Task statement => Copy the records below exactly, omitting any pictures they contain.

━━ Data shown ━━

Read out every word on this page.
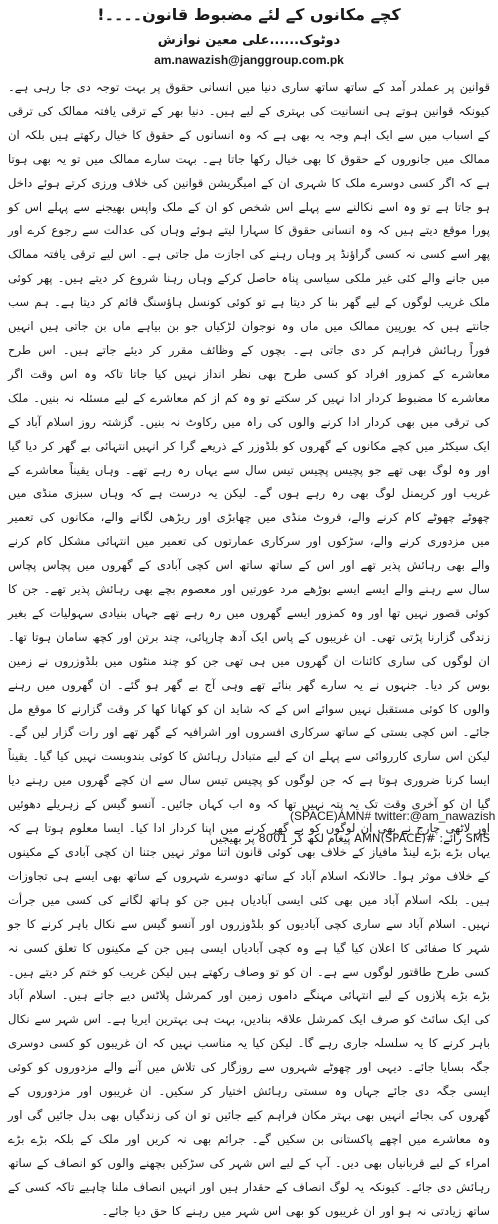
کچے مکانوں کے لئے مضبوط قانون۔۔۔۔!
دوٹوک......علی معین نوازش
am.nawazish@janggroup.com.pk

قوانین پر عملدر آمد کے ساتھ ساتھ ساری دنیا میں انسانی حقوق پر بہت توجہ دی جا رہی ہے۔ کیونکہ قوانین ہوتے ہی انسانیت کی بہتری کے لیے ہیں۔ دنیا بھر کے ترقی یافتہ ممالک کی ترقی کے اسباب میں سے ایک اہم وجہ یہ بھی ہے کہ وہ انسانوں کے حقوق کا خیال رکھتے ہیں بلکہ ان ممالک میں جانوروں کے حقوق کا بھی خیال رکھا جاتا ہے۔ بہت سارے ممالک میں تو یہ بھی ہوتا ہے کہ اگر کسی دوسرے ملک کا شہری ان کے امیگریشن قوانین کی خلاف ورزی کرتے ہوئے داخل ہو جاتا ہے تو وہ اسے نکالنے سے پہلے اس شخص کو ان کے ملک واپس بھیجنے سے پہلے اس کو پورا موقع دیتے ہیں کہ وہ انسانی حقوق کا سہارا لیتے ہوئے وہاں کی عدالت سے رجوع کرے اور پھر اسے کسی نہ کسی گراؤنڈ پر وہاں رہنے کی اجازت مل جاتی ہے۔ اس لیے ترقی یافتہ ممالک میں جانے والے کئی غیر ملکی سیاسی پناہ حاصل کرکے وہاں رہنا شروع کر دیتے ہیں۔ پھر کوئی ملک غریب لوگوں کے لیے گھر بنا کر دیتا ہے تو کوئی کونسل ہاؤسنگ قائم کر دیتا ہے۔ ہم سب جانتے ہیں کہ یورپین ممالک میں ماں وہ نوجوان لڑکیاں جو بن بیاہے ماں بن جاتی ہیں انہیں فوراً رہائش فراہم کر دی جاتی ہے۔ بچوں کے وظائف مقرر کر دیئے جاتے ہیں۔ اس طرح معاشرے کے کمزور افراد کو کسی طرح بھی نظر انداز نہیں کیا جاتا تاکہ وہ اس وقت اگر معاشرے کا مضبوط کردار ادا نہیں کر سکتے تو وہ کم از کم معاشرے کے لیے مسئلہ نہ بنیں۔ ملک کی ترقی میں بھی کردار ادا کرنے والوں کی راہ میں رکاوٹ نہ بنیں۔ گزشتہ روز اسلام آباد کے ایک سیکٹر میں کچے مکانوں کے گھروں کو بلڈوزر کے ذریعے گرا کر انہیں انتہائی بے گھر کر دیا گیا اور وہ لوگ بھی تھے جو پچیس پچیس تیس سال سے یہاں رہ رہے تھے۔ وہاں یقیناً معاشرے کے غریب اور کریمنل لوگ بھی رہ رہے ہوں گے۔ لیکن یہ درست ہے کہ وہاں سبزی منڈی میں چھوٹے چھوٹے کام کرنے والے، فروٹ منڈی میں چھابڑی اور ریڑھی لگانے والے، مکانوں کی تعمیر میں مزدوری کرنے والے، سڑکوں اور سرکاری عمارتوں کی تعمیر میں انتہائی مشکل کام کرنے والے بھی رہائش پذیر تھے اور اس کے ساتھ ساتھ اس کچی آبادی کے گھروں میں پچاس پچاس سال سے رہنے والے ایسے ایسے بوڑھے مرد عورتیں اور معصوم بچے بھی رہائش پذیر تھے۔ جن کا کوئی قصور نہیں تھا اور وہ کمزور ایسے گھروں میں رہ رہے تھے جہاں بنیادی سہولیات کے بغیر زندگی گزارنا پڑتی تھی۔ ان غریبوں کے پاس ایک آدھ چارپائی، چند برتن اور کچھ سامان ہوتا تھا۔ ان لوگوں کی ساری کائنات ان گھروں میں ہی تھی جن کو چند منٹوں میں بلڈوزروں نے زمین بوس کر دیا۔ جنہوں نے یہ سارے گھر بنائے تھے وہی آج بے گھر ہو گئے۔ ان گھروں میں رہنے والوں کا کوئی مستقبل نہیں سوائے اس کے کہ شاید ان کو کھانا کھا کر وقت گزارنے کا موقع مل جائے۔ اس کچی بستی کے ساتھ سرکاری افسروں اور اشرافیہ کے گھر تھے اور رات گزار لیں گے۔ لیکن اس ساری کارروائی سے پہلے ان کے لیے متبادل رہائش کا کوئی بندوبست نہیں کیا گیا۔ یقیناً ایسا کرنا ضروری ہوتا ہے کہ جن لوگوں کو پچیس تیس سال سے ان کچے گھروں میں رہنے دیا گیا ان کو آخری وقت تک یہ پتہ نہیں تھا کہ وہ اب کہاں جائیں۔ آنسو گیس کے زہریلے دھوئیں اور لاٹھی چارج نے بھی ان لوگوں کو بے گھر کرنے میں اپنا کردار ادا کیا۔ ایسا معلوم ہوتا ہے کہ یہاں بڑے بڑے لینڈ مافیاز کے خلاف بھی کوئی قانون اتنا موثر نہیں جتنا ان کچی آبادی کے مکینوں کے خلاف موثر ہوا۔ حالانکہ اسلام آباد کے ساتھ دوسرے شہروں کے ساتھ بھی ایسے ہی تجاوزات ہیں۔ بلکہ اسلام آباد میں بھی کئی ایسی آبادیاں ہیں جن کو ہاتھ لگانے کی کسی میں جرأت نہیں۔ اسلام آباد سے ساری کچی آبادیوں کو بلڈوزروں اور آنسو گیس سے نکال باہر کرنے کا جو شہر کا صفائی کا اعلان کیا گیا ہے وہ کچی آبادیاں ایسی ہیں جن کے مکینوں کا تعلق کسی نہ کسی طرح طاقتور لوگوں سے ہے۔ ان کو تو وصاف رکھتے ہیں لیکن غریب کو ختم کر دیتے ہیں۔ بڑے بڑے پلازوں کے لیے انتہائی مہنگے داموں زمین اور کمرشل پلاٹس دیے جاتے ہیں۔ اسلام آباد کی ایک سائٹ کو صرف ایک کمرشل علاقہ بنادیں، بہت ہی بہترین ایریا ہے۔ اس شہر سے نکال باہر کرنے کا یہ سلسلہ جاری رہے گا۔ لیکن کیا یہ مناسب نہیں کہ ان غریبوں کو کسی دوسری جگہ بسایا جائے۔ دیہی اور چھوٹے شہروں سے روزگار کی تلاش میں آنے والے مزدوروں کو کوئی ایسی جگہ دی جائے جہاں وہ سستی رہائش اختیار کر سکیں۔ ان غریبوں اور مزدوروں کے گھروں کی بجائے انہیں بھی بہتر مکان فراہم کیے جائیں تو ان کی زندگیاں بھی بدل جائیں گی اور وہ معاشرے میں اچھے پاکستانی بن سکیں گے۔ جرائم بھی نہ کریں اور ملک کے بلکہ بڑے بڑے امراء کے لیے قربانیاں بھی دیں۔ آپ کے لیے اس شہر کی سڑکیں بچھنے والوں کو انصاف کے ساتھ رہائش دی جائے۔ کیونکہ یہ لوگ انصاف کے حقدار ہیں اور انہیں انصاف ملنا چاہیے تاکہ کسی کے ساتھ زیادتی نہ ہو اور ان غریبوں کو بھی اس شہر میں رہنے کا حق دیا جائے۔

(SPACE)AMN# twitter:@am_nawazish
SMS رائے: #AMN(SPACE) پیغام لکھ کر 8001 پر بھیجیں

━━━

Written answer =>
Read out every word on this page.
کچے مکانوں کے لئے مضبوط قانون۔۔۔۔!
دوٹوک......علی معین نوازش
am.nawazish@janggroup.com.pk

قوانین پر عملدر آمد کے ساتھ ساتھ ساری دنیا میں انسانی حقوق پر بہت توجہ دی جا رہی ہے۔ کیونکہ قوانین ہوتے ہی انسانیت کی بہتری کے لیے ہیں۔ دنیا بھر کے ترقی یافتہ ممالک کی ترقی کے اسباب میں سے ایک اہم وجہ یہ بھی ہے کہ وہ انسانوں کے حقوق کا خیال رکھتے ہیں بلکہ ان ممالک میں جانوروں کے حقوق کا بھی خیال رکھا جاتا ہے۔ بہت سارے ممالک میں تو یہ بھی ہوتا ہے کہ اگر کسی دوسرے ملک کا شہری ان کے امیگریشن قوانین کی خلاف ورزی کرتے ہوئے داخل ہو جاتا ہے تو وہ اسے نکالنے سے پہلے اس شخص کو ان کے ملک واپس بھیجنے سے پہلے اس کو پورا موقع دیتے ہیں کہ وہ انسانی حقوق کا سہارا لیتے ہوئے وہاں کی عدالت سے رجوع کرے اور پھر اسے کسی نہ کسی گراؤنڈ پر وہاں رہنے کی اجازت مل جاتی ہے۔ اس لیے ترقی یافتہ ممالک میں جانے والے کئی غیر ملکی سیاسی پناہ حاصل کرکے وہاں رہنا شروع کر دیتے ہیں۔ پھر کوئی ملک غریب لوگوں کے لیے گھر بنا کر دیتا ہے تو کوئی کونسل ہاؤسنگ قائم کر دیتا ہے۔ ہم سب جانتے ہیں کہ یورپین ممالک میں ماں وہ نوجوان لڑکیاں جو بن بیاہے ماں بن جاتی ہیں انہیں فوراً رہائش فراہم کر دی جاتی ہے۔ بچوں کے وظائف مقرر کر دیئے جاتے ہیں۔ اس طرح معاشرے کے کمزور افراد کو کسی طرح بھی نظر انداز نہیں کیا جاتا تاکہ وہ اس وقت اگر معاشرے کا مضبوط کردار ادا نہیں کر سکتے تو وہ کم از کم معاشرے کے لیے مسئلہ نہ بنیں۔ ملک کی ترقی میں بھی کردار ادا کرنے والوں کی راہ میں رکاوٹ نہ بنیں۔ گزشتہ روز اسلام آباد کے ایک سیکٹر میں کچے مکانوں کے گھروں کو بلڈوزر کے ذریعے گرا کر انہیں انتہائی بے گھر کر دیا گیا اور وہ لوگ بھی تھے جو پچیس پچیس تیس سال سے یہاں رہ رہے تھے۔ وہاں یقیناً معاشرے کے غریب اور کریمنل لوگ بھی رہ رہے ہوں گے۔ لیکن یہ درست ہے کہ وہاں سبزی منڈی میں چھوٹے چھوٹے کام کرنے والے، فروٹ منڈی میں چھابڑی اور ریڑھی لگانے والے، مکانوں کی تعمیر میں مزدوری کرنے والے، سڑکوں اور سرکاری عمارتوں کی تعمیر میں انتہائی مشکل کام کرنے والے بھی رہائش پذیر تھے اور اس کے ساتھ ساتھ اس کچی آبادی کے گھروں میں پچاس پچاس سال سے رہنے والے ایسے ایسے بوڑھے مرد عورتیں اور معصوم بچے بھی رہائش پذیر تھے۔ جن کا کوئی قصور نہیں تھا اور وہ کمزور ایسے گھروں میں رہ رہے تھے جہاں بنیادی سہولیات کے بغیر زندگی گزارنا پڑتی تھی۔ ان غریبوں کے پاس ایک آدھ چارپائی، چند برتن اور کچھ سامان ہوتا تھا۔ ان لوگوں کی ساری کائنات ان گھروں میں ہی تھی جن کو چند منٹوں میں بلڈوزروں نے زمین بوس کر دیا۔ جنہوں نے یہ سارے گھر بنائے تھے وہی آج بے گھر ہو گئے۔ ان گھروں میں رہنے والوں کا کوئی مستقبل نہیں سوائے اس کے کہ شاید ان کو کھانا کھا کر وقت گزارنے کا موقع مل جائے۔ اس کچی بستی کے ساتھ سرکاری افسروں اور اشرافیہ کے گھر تھے اور رات گزار لیں گے۔ لیکن اس ساری کارروائی سے پہلے ان کے لیے متبادل رہائش کا کوئی بندوبست نہیں کیا گیا۔ یقیناً ایسا کرنا ضروری ہوتا ہے کہ جن لوگوں کو پچیس تیس سال سے ان کچے گھروں میں رہنے دیا گیا ان کو آخری وقت تک یہ پتہ نہیں تھا کہ وہ اب کہاں جائیں۔ آنسو گیس کے زہریلے دھوئیں اور لاٹھی چارج نے بھی ان لوگوں کو بے گھر کرنے میں اپنا کردار ادا کیا۔ ایسا معلوم ہوتا ہے کہ یہاں بڑے بڑے لینڈ مافیاز کے خلاف بھی کوئی قانون اتنا موثر نہیں جتنا ان کچی آبادی کے مکینوں کے خلاف موثر ہوا۔ حالانکہ اسلام آباد کے ساتھ دوسرے شہروں کے ساتھ بھی ایسے ہی تجاوزات ہیں۔ بلکہ اسلام آباد میں بھی کئی ایسی آبادیاں ہیں جن کو ہاتھ لگانے کی کسی میں جرأت نہیں۔ اسلام آباد سے ساری کچی آبادیوں کو بلڈوزروں اور آنسو گیس سے نکال باہر کرنے کا جو شہر کا صفائی کا اعلان کیا گیا ہے وہ کچی آبادیاں ایسی ہیں جن کے مکینوں کا تعلق کسی نہ کسی طرح طاقتور لوگوں سے ہے۔ ان کو تو وصاف رکھتے ہیں لیکن غریب کو ختم کر دیتے ہیں۔ بڑے بڑے پلازوں کے لیے انتہائی مہنگے داموں زمین اور کمرشل پلاٹس دیے جاتے ہیں۔ اسلام آباد کی ایک سائٹ کو صرف ایک کمرشل علاقہ بنادیں، بہت ہی بہترین ایریا ہے۔ اس شہر سے نکال باہر کرنے کا یہ سلسلہ جاری رہے گا۔ لیکن کیا یہ مناسب نہیں کہ ان غریبوں کو کسی دوسری جگہ بسایا جائے۔ دیہی اور چھوٹے شہروں سے روزگار کی تلاش میں آنے والے مزدوروں کو کوئی ایسی جگہ دی جائے جہاں وہ سستی رہائش اختیار کر سکیں۔ ان غریبوں اور مزدوروں کے گھروں کی بجائے انہیں بھی بہتر مکان فراہم کیے جائیں تو ان کی زندگیاں بھی بدل جائیں گی اور وہ معاشرے میں اچھے پاکستانی بن سکیں گے۔ جرائم بھی نہ کریں اور ملک کے بلکہ بڑے بڑے امراء کے لیے قربانیاں بھی دیں۔ آپ کے لیے اس شہر کی سڑکیں بچھنے والوں کو انصاف کے ساتھ رہائش دی جائے۔ کیونکہ یہ لوگ انصاف کے حقدار ہیں اور انہیں انصاف ملنا چاہیے تاکہ کسی کے ساتھ زیادتی نہ ہو اور ان غریبوں کو بھی اس شہر میں رہنے کا حق دیا جائے۔

(SPACE)AMN# twitter:@am_nawazish
SMS رائے: #AMN(SPACE) پیغام لکھ کر 8001 پر بھیجیں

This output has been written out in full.